EXERCISE:
Pull every line holding the word "they" from the data below and copy it.
---
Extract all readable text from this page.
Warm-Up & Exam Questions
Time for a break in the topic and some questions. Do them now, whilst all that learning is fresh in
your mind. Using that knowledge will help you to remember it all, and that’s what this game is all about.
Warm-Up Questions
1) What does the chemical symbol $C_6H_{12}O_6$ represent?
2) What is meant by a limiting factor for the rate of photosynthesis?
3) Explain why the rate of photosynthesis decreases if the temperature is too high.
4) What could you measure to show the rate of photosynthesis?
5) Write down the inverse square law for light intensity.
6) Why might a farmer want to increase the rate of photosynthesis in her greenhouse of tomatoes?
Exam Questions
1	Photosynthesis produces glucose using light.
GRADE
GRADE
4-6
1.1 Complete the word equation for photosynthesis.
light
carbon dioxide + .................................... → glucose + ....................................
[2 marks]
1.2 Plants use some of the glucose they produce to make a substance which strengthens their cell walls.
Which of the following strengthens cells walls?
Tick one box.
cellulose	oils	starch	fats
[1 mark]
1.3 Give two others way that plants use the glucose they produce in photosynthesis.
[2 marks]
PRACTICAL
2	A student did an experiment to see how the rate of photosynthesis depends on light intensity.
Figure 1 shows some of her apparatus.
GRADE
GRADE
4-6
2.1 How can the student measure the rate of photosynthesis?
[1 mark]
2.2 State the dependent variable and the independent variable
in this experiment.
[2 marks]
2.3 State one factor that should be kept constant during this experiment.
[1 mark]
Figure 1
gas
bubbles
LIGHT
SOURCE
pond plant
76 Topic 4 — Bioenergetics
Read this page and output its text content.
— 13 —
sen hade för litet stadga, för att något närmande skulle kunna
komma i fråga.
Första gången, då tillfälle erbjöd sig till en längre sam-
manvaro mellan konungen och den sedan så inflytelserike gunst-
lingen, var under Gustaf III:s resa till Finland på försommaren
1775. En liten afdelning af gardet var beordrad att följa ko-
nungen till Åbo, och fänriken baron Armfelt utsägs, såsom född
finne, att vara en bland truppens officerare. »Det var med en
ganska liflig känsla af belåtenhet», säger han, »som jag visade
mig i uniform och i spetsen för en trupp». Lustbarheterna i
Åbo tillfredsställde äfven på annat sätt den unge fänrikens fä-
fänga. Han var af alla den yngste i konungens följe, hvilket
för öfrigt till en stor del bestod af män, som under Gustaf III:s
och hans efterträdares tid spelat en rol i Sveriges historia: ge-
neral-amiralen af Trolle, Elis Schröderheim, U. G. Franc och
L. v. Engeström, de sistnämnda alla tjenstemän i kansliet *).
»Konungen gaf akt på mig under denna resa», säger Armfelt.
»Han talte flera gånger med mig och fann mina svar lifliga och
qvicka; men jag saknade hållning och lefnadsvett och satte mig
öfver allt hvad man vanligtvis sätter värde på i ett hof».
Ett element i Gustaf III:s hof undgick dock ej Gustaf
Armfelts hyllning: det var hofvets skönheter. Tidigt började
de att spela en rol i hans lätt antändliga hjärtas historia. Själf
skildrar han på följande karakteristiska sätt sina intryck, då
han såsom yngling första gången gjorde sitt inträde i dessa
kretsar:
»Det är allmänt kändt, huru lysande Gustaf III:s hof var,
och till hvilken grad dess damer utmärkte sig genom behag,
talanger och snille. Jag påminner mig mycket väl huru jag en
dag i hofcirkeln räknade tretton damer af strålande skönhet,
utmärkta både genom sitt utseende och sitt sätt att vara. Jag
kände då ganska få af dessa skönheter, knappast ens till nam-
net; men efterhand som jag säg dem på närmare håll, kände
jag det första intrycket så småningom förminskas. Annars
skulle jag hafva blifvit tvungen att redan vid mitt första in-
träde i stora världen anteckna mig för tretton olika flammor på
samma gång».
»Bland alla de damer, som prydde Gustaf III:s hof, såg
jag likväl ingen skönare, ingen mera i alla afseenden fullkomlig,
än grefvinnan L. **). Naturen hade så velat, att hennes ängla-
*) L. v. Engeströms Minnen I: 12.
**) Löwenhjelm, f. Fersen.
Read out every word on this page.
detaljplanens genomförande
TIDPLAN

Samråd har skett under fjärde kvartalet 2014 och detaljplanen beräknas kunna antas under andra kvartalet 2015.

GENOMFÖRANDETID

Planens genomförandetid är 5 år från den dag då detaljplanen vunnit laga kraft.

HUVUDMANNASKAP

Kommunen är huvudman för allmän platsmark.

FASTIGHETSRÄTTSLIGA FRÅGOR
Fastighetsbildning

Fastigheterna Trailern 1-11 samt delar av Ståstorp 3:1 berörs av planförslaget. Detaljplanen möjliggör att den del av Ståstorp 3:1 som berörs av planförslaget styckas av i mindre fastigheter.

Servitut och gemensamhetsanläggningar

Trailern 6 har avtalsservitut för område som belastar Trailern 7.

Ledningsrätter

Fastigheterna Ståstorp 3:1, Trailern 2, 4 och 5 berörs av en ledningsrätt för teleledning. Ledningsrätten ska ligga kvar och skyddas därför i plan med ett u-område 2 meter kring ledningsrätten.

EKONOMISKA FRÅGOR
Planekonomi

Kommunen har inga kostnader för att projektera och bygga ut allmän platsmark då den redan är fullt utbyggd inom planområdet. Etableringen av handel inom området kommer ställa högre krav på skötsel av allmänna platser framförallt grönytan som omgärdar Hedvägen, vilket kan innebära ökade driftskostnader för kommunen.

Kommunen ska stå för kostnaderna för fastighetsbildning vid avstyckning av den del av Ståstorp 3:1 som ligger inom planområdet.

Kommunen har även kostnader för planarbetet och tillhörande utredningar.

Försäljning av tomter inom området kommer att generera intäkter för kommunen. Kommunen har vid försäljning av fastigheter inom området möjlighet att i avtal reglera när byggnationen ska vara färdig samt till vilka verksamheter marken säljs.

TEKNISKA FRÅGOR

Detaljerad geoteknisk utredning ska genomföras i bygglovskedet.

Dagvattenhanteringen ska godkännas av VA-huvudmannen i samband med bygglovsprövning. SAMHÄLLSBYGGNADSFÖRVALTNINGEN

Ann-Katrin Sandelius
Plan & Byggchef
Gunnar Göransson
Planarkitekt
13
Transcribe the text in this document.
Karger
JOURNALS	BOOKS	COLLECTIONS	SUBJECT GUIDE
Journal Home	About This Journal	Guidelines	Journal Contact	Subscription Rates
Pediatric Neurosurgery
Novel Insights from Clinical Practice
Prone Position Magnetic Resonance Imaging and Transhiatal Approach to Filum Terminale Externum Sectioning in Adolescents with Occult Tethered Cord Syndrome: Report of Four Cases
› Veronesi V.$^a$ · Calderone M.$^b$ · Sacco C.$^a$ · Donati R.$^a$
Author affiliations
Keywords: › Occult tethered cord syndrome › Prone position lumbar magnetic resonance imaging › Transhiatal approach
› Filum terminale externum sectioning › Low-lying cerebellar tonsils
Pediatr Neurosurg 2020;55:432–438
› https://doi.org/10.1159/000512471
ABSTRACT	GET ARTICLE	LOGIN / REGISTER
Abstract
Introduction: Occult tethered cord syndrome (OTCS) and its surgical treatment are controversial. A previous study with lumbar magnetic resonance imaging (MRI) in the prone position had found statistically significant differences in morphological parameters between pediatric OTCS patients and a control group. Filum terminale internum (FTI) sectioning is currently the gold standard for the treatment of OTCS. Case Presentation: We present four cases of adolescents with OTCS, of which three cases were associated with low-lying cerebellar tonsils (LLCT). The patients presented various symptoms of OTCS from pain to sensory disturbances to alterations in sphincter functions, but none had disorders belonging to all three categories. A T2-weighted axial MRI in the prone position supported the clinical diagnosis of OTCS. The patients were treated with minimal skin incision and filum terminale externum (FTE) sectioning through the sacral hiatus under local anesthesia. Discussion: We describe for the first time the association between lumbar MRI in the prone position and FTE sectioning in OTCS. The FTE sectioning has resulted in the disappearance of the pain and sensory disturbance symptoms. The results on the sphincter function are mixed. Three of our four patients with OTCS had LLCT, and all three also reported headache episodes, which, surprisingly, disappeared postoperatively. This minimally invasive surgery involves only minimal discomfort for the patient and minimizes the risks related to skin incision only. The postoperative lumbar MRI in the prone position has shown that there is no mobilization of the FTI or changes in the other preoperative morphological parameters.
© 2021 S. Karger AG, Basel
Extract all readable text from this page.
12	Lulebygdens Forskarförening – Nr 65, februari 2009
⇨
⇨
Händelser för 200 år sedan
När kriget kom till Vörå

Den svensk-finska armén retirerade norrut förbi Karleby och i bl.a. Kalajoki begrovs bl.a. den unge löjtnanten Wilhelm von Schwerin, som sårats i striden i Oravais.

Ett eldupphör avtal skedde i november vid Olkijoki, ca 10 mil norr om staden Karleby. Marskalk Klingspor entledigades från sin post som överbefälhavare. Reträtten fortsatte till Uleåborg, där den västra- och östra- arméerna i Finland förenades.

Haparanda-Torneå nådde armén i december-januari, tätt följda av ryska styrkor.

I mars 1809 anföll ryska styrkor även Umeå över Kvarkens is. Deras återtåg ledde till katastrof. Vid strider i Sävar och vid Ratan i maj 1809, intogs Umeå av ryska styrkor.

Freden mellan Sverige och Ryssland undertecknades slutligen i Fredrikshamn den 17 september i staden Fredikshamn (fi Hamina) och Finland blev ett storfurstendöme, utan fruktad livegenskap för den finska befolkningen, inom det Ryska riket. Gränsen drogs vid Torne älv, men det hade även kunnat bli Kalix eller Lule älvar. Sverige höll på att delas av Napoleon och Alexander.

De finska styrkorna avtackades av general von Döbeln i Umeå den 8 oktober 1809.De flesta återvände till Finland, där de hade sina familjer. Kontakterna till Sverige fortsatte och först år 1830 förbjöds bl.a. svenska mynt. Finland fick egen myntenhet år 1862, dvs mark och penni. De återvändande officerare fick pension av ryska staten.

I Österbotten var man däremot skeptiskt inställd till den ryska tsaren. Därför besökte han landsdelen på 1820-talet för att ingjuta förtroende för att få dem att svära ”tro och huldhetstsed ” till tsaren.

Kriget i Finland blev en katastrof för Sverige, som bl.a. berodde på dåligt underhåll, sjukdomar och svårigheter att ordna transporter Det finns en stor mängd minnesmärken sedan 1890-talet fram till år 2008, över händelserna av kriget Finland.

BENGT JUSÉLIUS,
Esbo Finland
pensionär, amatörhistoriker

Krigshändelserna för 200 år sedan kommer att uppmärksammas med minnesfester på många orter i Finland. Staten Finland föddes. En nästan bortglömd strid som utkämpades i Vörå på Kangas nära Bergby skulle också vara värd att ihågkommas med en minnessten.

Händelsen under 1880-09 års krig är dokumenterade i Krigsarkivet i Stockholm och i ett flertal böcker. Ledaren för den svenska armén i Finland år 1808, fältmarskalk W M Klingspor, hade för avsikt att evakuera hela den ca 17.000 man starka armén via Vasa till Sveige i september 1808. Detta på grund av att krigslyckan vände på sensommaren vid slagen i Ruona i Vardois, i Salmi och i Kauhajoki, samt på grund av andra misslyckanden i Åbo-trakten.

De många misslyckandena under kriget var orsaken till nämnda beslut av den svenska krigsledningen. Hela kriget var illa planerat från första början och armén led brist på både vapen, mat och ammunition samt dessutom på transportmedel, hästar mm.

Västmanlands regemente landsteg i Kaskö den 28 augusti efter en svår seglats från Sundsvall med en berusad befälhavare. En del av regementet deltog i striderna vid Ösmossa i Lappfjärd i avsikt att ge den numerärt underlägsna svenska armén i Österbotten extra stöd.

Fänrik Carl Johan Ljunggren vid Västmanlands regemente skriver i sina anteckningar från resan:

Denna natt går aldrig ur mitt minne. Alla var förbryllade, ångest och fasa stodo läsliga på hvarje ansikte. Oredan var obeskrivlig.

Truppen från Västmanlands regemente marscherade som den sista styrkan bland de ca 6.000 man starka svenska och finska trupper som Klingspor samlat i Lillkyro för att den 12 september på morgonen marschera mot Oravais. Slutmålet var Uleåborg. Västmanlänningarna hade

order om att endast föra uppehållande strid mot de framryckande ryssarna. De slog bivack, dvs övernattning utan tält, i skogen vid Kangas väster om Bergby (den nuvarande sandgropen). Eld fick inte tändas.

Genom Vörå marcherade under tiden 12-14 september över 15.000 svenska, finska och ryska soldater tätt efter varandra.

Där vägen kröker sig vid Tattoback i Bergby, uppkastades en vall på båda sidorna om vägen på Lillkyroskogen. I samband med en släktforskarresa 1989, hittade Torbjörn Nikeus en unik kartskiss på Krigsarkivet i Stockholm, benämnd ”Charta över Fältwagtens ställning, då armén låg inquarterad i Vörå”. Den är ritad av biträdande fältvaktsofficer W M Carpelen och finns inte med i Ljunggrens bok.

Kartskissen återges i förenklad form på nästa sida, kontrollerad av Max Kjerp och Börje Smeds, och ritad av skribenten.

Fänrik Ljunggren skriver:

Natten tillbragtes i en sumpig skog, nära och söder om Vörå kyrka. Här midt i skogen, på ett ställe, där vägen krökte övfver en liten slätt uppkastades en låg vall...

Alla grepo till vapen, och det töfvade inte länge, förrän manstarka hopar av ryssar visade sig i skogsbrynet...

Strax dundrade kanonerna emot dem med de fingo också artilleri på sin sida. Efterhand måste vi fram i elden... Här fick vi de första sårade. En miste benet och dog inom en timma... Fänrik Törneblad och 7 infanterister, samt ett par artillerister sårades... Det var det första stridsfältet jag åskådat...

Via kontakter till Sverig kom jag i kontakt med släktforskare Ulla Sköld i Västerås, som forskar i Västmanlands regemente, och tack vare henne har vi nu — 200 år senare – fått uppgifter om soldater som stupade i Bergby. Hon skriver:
---
RESULT OF THIS EXERCISE:
1.2 Plants use some of the glucose they produce to make a substance which strengthens their cell walls.
1.3 Give two others way that plants use the glucose they produce in photosynthesis.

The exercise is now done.